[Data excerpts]
──────────────────────────────
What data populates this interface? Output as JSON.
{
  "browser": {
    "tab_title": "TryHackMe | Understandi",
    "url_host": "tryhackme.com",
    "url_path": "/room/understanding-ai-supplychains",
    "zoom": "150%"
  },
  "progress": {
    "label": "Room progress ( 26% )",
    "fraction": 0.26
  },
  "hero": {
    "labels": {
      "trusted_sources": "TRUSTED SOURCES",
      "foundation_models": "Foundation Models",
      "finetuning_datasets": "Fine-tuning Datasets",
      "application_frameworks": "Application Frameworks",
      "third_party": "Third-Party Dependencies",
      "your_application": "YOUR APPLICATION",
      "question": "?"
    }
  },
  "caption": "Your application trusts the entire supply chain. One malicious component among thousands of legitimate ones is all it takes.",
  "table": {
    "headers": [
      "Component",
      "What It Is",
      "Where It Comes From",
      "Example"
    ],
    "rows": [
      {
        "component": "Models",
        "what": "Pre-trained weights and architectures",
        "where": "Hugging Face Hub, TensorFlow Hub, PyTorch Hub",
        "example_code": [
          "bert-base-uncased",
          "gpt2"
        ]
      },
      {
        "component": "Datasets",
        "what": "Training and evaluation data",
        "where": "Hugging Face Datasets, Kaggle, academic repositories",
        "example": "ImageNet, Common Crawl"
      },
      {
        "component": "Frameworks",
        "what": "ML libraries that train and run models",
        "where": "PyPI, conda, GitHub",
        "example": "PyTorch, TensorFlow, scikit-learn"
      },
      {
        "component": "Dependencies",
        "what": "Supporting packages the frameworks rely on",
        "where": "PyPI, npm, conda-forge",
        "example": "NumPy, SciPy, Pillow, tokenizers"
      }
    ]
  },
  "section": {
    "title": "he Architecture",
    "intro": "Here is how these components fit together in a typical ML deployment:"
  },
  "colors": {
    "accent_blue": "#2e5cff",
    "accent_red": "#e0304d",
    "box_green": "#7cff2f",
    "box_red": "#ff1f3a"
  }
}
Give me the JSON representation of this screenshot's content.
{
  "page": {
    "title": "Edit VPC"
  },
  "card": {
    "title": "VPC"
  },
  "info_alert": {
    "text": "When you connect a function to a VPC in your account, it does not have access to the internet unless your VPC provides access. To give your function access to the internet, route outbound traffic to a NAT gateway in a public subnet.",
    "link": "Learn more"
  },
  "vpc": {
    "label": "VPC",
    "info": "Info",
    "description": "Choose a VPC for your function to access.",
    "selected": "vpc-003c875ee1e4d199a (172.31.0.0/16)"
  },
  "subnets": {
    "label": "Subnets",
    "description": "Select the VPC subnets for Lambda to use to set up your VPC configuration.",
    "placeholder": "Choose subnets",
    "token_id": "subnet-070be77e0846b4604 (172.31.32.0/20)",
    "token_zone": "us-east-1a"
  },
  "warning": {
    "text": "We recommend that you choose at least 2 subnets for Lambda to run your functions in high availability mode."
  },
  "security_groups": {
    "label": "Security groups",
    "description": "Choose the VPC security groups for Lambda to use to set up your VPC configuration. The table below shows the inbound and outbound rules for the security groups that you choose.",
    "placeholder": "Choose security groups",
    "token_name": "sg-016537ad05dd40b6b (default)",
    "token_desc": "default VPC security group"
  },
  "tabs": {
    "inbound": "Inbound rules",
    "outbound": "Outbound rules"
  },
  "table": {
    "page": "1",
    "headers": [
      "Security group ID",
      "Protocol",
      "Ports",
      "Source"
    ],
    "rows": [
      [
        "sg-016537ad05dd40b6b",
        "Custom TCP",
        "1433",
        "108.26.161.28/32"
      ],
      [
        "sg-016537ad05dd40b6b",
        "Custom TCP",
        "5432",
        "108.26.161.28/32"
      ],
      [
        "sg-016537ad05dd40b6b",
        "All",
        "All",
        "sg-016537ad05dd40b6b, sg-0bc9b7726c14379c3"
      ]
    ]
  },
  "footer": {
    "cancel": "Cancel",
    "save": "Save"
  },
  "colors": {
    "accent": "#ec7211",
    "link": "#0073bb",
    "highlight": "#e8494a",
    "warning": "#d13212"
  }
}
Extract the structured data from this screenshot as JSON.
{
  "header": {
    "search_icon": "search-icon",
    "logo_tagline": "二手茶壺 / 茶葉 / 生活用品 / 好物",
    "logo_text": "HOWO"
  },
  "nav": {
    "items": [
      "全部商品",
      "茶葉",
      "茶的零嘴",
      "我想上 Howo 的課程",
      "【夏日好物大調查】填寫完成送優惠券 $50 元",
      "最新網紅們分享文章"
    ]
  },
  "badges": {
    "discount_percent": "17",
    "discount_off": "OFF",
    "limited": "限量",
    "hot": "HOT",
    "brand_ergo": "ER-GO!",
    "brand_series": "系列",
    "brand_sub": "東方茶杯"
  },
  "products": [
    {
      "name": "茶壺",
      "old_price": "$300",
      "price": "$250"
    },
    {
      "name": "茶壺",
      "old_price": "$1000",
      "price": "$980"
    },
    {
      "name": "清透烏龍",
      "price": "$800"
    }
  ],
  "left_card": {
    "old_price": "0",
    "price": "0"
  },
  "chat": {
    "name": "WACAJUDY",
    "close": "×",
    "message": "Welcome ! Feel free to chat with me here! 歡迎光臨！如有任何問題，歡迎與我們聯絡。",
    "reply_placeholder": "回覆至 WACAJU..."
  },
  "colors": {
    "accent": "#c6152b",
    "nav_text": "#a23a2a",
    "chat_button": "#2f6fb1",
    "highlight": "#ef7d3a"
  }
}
──────────────────────────────
What is needed -
Copy the entries above exactly, leaving none out.

Solution to the problem -
What data populates this interface? Output as JSON.
{
  "browser": {
    "tab_title": "TryHackMe | Understandi",
    "url_host": "tryhackme.com",
    "url_path": "/room/understanding-ai-supplychains",
    "zoom": "150%"
  },
  "progress": {
    "label": "Room progress ( 26% )",
    "fraction": 0.26
  },
  "hero": {
    "labels": {
      "trusted_sources": "TRUSTED SOURCES",
      "foundation_models": "Foundation Models",
      "finetuning_datasets": "Fine-tuning Datasets",
      "application_frameworks": "Application Frameworks",
      "third_party": "Third-Party Dependencies",
      "your_application": "YOUR APPLICATION",
      "question": "?"
    }
  },
  "caption": "Your application trusts the entire supply chain. One malicious component among thousands of legitimate ones is all it takes.",
  "table": {
    "headers": [
      "Component",
      "What It Is",
      "Where It Comes From",
      "Example"
    ],
    "rows": [
      {
        "component": "Models",
        "what": "Pre-trained weights and architectures",
        "where": "Hugging Face Hub, TensorFlow Hub, PyTorch Hub",
        "example_code": [
          "bert-base-uncased",
          "gpt2"
        ]
      },
      {
        "component": "Datasets",
        "what": "Training and evaluation data",
        "where": "Hugging Face Datasets, Kaggle, academic repositories",
        "example": "ImageNet, Common Crawl"
      },
      {
        "component": "Frameworks",
        "what": "ML libraries that train and run models",
        "where": "PyPI, conda, GitHub",
        "example": "PyTorch, TensorFlow, scikit-learn"
      },
      {
        "component": "Dependencies",
        "what": "Supporting packages the frameworks rely on",
        "where": "PyPI, npm, conda-forge",
        "example": "NumPy, SciPy, Pillow, tokenizers"
      }
    ]
  },
  "section": {
    "title": "he Architecture",
    "intro": "Here is how these components fit together in a typical ML deployment:"
  },
  "colors": {
    "accent_blue": "#2e5cff",
    "accent_red": "#e0304d",
    "box_green": "#7cff2f",
    "box_red": "#ff1f3a"
  }
}
Give me the JSON representation of this screenshot's content.
{
  "page": {
    "title": "Edit VPC"
  },
  "card": {
    "title": "VPC"
  },
  "info_alert": {
    "text": "When you connect a function to a VPC in your account, it does not have access to the internet unless your VPC provides access. To give your function access to the internet, route outbound traffic to a NAT gateway in a public subnet.",
    "link": "Learn more"
  },
  "vpc": {
    "label": "VPC",
    "info": "Info",
    "description": "Choose a VPC for your function to access.",
    "selected": "vpc-003c875ee1e4d199a (172.31.0.0/16)"
  },
  "subnets": {
    "label": "Subnets",
    "description": "Select the VPC subnets for Lambda to use to set up your VPC configuration.",
    "placeholder": "Choose subnets",
    "token_id": "subnet-070be77e0846b4604 (172.31.32.0/20)",
    "token_zone": "us-east-1a"
  },
  "warning": {
    "text": "We recommend that you choose at least 2 subnets for Lambda to run your functions in high availability mode."
  },
  "security_groups": {
    "label": "Security groups",
    "description": "Choose the VPC security groups for Lambda to use to set up your VPC configuration. The table below shows the inbound and outbound rules for the security groups that you choose.",
    "placeholder": "Choose security groups",
    "token_name": "sg-016537ad05dd40b6b (default)",
    "token_desc": "default VPC security group"
  },
  "tabs": {
    "inbound": "Inbound rules",
    "outbound": "Outbound rules"
  },
  "table": {
    "page": "1",
    "headers": [
      "Security group ID",
      "Protocol",
      "Ports",
      "Source"
    ],
    "rows": [
      [
        "sg-016537ad05dd40b6b",
        "Custom TCP",
        "1433",
        "108.26.161.28/32"
      ],
      [
        "sg-016537ad05dd40b6b",
        "Custom TCP",
        "5432",
        "108.26.161.28/32"
      ],
      [
        "sg-016537ad05dd40b6b",
        "All",
        "All",
        "sg-016537ad05dd40b6b, sg-0bc9b7726c14379c3"
      ]
    ]
  },
  "footer": {
    "cancel": "Cancel",
    "save": "Save"
  },
  "colors": {
    "accent": "#ec7211",
    "link": "#0073bb",
    "highlight": "#e8494a",
    "warning": "#d13212"
  }
}
Extract the structured data from this screenshot as JSON.
{
  "header": {
    "search_icon": "search-icon",
    "logo_tagline": "二手茶壺 / 茶葉 / 生活用品 / 好物",
    "logo_text": "HOWO"
  },
  "nav": {
    "items": [
      "全部商品",
      "茶葉",
      "茶的零嘴",
      "我想上 Howo 的課程",
      "【夏日好物大調查】填寫完成送優惠券 $50 元",
      "最新網紅們分享文章"
    ]
  },
  "badges": {
    "discount_percent": "17",
    "discount_off": "OFF",
    "limited": "限量",
    "hot": "HOT",
    "brand_ergo": "ER-GO!",
    "brand_series": "系列",
    "brand_sub": "東方茶杯"
  },
  "products": [
    {
      "name": "茶壺",
      "old_price": "$300",
      "price": "$250"
    },
    {
      "name": "茶壺",
      "old_price": "$1000",
      "price": "$980"
    },
    {
      "name": "清透烏龍",
      "price": "$800"
    }
  ],
  "left_card": {
    "old_price": "0",
    "price": "0"
  },
  "chat": {
    "name": "WACAJUDY",
    "close": "×",
    "message": "Welcome ! Feel free to chat with me here! 歡迎光臨！如有任何問題，歡迎與我們聯絡。",
    "reply_placeholder": "回覆至 WACAJU..."
  },
  "colors": {
    "accent": "#c6152b",
    "nav_text": "#a23a2a",
    "chat_button": "#2f6fb1",
    "highlight": "#ef7d3a"
  }
}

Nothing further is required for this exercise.